What is asked |
Copy the lines verbatim, beginning with the line that contains "What does this" and continuing through the end of the data, and only those lines.

Records for this exercise |
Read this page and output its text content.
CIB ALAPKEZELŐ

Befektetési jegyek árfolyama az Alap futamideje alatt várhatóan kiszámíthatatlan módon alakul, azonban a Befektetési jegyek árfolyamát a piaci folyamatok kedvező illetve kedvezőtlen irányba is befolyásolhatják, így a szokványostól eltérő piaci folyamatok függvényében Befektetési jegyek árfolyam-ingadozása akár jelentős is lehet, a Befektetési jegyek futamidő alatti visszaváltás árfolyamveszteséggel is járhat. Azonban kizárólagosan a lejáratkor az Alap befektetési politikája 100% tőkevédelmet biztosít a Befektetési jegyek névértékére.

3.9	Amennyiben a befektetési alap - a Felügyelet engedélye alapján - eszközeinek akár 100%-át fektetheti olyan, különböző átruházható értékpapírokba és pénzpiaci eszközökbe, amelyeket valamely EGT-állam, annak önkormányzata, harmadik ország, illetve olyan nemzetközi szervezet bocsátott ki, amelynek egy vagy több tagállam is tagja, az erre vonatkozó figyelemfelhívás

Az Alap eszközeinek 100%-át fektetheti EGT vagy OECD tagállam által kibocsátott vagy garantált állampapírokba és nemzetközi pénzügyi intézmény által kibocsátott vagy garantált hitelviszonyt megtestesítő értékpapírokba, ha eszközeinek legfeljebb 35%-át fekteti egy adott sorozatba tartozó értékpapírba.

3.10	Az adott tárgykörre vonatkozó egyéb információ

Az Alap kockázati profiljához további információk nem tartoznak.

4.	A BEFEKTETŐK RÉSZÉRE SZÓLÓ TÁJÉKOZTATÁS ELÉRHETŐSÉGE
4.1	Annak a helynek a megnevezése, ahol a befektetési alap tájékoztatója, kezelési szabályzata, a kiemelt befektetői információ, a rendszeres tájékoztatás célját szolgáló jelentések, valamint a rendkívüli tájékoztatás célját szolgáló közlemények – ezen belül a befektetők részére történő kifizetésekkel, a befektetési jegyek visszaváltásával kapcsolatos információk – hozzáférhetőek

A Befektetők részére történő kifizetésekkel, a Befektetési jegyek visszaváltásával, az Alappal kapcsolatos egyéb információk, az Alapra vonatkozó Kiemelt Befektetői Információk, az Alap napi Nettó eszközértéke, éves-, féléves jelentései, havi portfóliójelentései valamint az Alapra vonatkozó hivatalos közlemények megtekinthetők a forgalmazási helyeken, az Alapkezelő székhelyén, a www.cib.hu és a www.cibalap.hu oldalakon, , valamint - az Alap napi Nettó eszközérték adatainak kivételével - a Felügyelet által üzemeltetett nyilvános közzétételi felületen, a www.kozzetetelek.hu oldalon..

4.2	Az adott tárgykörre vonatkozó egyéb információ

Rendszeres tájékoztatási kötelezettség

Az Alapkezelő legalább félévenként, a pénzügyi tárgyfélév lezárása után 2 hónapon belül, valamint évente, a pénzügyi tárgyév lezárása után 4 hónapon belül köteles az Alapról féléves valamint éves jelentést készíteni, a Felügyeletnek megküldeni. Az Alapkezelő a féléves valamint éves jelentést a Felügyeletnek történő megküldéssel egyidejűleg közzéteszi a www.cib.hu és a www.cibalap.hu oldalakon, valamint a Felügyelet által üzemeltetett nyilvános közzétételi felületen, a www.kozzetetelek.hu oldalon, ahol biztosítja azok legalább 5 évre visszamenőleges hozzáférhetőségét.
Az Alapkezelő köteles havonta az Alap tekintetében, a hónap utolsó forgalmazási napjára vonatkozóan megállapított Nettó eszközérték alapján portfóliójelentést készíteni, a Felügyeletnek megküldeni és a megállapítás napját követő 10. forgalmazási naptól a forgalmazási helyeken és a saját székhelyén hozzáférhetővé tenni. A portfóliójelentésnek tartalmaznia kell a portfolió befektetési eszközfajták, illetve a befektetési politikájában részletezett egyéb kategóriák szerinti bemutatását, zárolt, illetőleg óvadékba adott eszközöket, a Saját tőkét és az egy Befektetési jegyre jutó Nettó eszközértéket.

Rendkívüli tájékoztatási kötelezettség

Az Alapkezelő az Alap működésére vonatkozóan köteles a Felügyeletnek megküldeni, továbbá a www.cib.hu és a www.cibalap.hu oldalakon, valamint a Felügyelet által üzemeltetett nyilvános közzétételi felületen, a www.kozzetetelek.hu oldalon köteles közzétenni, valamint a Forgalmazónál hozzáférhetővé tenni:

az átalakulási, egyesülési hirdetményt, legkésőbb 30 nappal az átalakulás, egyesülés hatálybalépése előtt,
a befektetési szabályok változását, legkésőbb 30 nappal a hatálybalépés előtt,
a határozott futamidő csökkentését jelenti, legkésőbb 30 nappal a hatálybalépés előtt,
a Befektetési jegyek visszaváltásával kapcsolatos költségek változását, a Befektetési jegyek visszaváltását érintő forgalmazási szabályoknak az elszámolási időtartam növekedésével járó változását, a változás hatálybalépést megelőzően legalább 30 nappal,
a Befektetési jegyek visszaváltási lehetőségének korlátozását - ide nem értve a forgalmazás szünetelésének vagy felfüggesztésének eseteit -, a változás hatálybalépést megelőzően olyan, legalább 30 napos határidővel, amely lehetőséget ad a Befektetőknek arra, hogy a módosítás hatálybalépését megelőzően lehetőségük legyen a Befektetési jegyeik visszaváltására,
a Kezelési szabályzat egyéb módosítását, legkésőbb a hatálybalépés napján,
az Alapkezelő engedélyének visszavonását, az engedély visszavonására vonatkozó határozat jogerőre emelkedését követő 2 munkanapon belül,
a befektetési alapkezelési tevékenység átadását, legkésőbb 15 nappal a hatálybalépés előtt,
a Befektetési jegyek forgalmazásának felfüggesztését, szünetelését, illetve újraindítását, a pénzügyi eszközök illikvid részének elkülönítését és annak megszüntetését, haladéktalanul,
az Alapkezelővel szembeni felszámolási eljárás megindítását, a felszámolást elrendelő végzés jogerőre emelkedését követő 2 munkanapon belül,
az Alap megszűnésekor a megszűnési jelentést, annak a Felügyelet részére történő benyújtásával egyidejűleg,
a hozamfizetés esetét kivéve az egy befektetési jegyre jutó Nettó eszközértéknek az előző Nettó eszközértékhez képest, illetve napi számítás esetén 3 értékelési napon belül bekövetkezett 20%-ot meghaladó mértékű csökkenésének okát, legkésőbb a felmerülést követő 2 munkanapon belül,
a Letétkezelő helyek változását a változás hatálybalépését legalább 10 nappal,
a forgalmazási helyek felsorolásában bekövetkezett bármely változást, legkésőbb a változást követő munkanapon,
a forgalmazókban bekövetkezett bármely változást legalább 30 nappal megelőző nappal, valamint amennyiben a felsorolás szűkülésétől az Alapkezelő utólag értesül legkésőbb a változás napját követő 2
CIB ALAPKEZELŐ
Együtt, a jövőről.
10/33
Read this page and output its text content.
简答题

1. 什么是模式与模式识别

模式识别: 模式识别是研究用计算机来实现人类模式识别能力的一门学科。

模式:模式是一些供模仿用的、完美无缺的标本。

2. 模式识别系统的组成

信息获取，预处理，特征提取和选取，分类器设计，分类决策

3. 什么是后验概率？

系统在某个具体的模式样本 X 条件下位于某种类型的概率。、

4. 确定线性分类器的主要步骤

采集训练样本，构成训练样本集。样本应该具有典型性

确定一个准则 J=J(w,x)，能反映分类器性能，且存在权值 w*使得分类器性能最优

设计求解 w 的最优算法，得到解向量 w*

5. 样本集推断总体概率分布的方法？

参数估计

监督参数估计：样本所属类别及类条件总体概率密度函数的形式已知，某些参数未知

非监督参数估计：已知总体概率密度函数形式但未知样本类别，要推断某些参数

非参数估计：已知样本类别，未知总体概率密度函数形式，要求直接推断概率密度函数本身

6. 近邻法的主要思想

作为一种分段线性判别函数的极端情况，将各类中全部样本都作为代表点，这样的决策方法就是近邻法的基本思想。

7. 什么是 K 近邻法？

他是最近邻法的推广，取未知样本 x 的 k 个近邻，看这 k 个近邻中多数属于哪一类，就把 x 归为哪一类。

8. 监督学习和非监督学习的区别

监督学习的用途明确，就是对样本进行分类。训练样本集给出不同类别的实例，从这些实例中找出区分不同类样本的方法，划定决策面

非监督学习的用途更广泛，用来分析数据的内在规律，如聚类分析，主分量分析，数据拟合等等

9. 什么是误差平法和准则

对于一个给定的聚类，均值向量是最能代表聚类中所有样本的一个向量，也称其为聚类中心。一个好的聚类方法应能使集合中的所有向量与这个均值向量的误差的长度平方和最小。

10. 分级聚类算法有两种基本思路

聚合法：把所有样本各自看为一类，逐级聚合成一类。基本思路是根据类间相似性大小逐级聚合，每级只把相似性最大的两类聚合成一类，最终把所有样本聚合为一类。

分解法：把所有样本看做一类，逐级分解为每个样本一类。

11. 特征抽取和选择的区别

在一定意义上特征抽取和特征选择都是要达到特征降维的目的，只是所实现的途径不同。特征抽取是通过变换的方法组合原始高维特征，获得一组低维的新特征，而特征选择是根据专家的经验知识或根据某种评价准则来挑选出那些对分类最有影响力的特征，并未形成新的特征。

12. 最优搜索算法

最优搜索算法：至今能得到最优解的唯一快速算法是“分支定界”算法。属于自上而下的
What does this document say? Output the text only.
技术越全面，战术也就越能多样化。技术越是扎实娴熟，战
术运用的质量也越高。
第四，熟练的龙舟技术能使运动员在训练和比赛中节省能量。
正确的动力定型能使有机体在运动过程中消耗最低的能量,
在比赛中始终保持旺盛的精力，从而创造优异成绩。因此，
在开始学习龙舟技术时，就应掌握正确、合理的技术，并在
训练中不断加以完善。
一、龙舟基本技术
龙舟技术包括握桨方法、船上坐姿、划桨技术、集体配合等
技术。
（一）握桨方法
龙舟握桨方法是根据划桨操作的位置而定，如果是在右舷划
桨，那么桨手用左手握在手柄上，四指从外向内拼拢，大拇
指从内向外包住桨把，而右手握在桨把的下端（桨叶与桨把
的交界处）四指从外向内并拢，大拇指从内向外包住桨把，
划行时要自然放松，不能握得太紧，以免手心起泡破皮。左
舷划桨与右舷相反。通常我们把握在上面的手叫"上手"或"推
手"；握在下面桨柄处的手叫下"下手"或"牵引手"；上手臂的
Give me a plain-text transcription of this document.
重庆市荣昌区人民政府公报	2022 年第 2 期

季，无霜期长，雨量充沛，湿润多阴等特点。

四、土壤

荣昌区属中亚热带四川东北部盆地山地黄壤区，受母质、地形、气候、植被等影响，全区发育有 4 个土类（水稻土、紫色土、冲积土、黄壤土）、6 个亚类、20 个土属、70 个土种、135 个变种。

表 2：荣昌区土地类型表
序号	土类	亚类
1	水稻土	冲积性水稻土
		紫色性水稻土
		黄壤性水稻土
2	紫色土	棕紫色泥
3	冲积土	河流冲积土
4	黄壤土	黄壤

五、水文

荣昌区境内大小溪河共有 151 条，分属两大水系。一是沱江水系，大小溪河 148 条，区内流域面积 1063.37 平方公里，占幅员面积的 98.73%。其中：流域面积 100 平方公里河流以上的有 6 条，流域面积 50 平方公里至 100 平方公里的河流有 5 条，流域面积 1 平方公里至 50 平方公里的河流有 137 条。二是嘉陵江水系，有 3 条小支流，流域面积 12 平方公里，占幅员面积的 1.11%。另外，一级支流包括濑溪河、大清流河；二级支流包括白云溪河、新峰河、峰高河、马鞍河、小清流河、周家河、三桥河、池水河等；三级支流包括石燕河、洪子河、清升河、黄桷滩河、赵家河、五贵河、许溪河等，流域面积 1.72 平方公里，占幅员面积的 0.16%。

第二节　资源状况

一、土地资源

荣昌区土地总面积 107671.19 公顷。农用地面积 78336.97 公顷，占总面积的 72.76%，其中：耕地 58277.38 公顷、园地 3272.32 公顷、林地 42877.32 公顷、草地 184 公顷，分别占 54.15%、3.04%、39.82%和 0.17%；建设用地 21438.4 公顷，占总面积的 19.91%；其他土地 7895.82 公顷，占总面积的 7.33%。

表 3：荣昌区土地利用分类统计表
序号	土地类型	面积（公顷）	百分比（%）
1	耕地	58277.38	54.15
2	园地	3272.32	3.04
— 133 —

Written reply |
What does this document say? Output the text only.
技术越全面，战术也就越能多样化。技术越是扎实娴熟，战
术运用的质量也越高。
第四，熟练的龙舟技术能使运动员在训练和比赛中节省能量。
正确的动力定型能使有机体在运动过程中消耗最低的能量,
在比赛中始终保持旺盛的精力，从而创造优异成绩。因此，
在开始学习龙舟技术时，就应掌握正确、合理的技术，并在
训练中不断加以完善。
一、龙舟基本技术
龙舟技术包括握桨方法、船上坐姿、划桨技术、集体配合等
技术。
（一）握桨方法
龙舟握桨方法是根据划桨操作的位置而定，如果是在右舷划
桨，那么桨手用左手握在手柄上，四指从外向内拼拢，大拇
指从内向外包住桨把，而右手握在桨把的下端（桨叶与桨把
的交界处）四指从外向内并拢，大拇指从内向外包住桨把，
划行时要自然放松，不能握得太紧，以免手心起泡破皮。左
舷划桨与右舷相反。通常我们把握在上面的手叫"上手"或"推
手"；握在下面桨柄处的手叫下"下手"或"牵引手"；上手臂的
Give me a plain-text transcription of this document.
重庆市荣昌区人民政府公报	2022 年第 2 期

季，无霜期长，雨量充沛，湿润多阴等特点。

四、土壤

荣昌区属中亚热带四川东北部盆地山地黄壤区，受母质、地形、气候、植被等影响，全区发育有 4 个土类（水稻土、紫色土、冲积土、黄壤土）、6 个亚类、20 个土属、70 个土种、135 个变种。

表 2：荣昌区土地类型表
序号	土类	亚类
1	水稻土	冲积性水稻土
		紫色性水稻土
		黄壤性水稻土
2	紫色土	棕紫色泥
3	冲积土	河流冲积土
4	黄壤土	黄壤

五、水文

荣昌区境内大小溪河共有 151 条，分属两大水系。一是沱江水系，大小溪河 148 条，区内流域面积 1063.37 平方公里，占幅员面积的 98.73%。其中：流域面积 100 平方公里河流以上的有 6 条，流域面积 50 平方公里至 100 平方公里的河流有 5 条，流域面积 1 平方公里至 50 平方公里的河流有 137 条。二是嘉陵江水系，有 3 条小支流，流域面积 12 平方公里，占幅员面积的 1.11%。另外，一级支流包括濑溪河、大清流河；二级支流包括白云溪河、新峰河、峰高河、马鞍河、小清流河、周家河、三桥河、池水河等；三级支流包括石燕河、洪子河、清升河、黄桷滩河、赵家河、五贵河、许溪河等，流域面积 1.72 平方公里，占幅员面积的 0.16%。

第二节　资源状况

一、土地资源

荣昌区土地总面积 107671.19 公顷。农用地面积 78336.97 公顷，占总面积的 72.76%，其中：耕地 58277.38 公顷、园地 3272.32 公顷、林地 42877.32 公顷、草地 184 公顷，分别占 54.15%、3.04%、39.82%和 0.17%；建设用地 21438.4 公顷，占总面积的 19.91%；其他土地 7895.82 公顷，占总面积的 7.33%。

表 3：荣昌区土地利用分类统计表
序号	土地类型	面积（公顷）	百分比（%）
1	耕地	58277.38	54.15
2	园地	3272.32	3.04
— 133 —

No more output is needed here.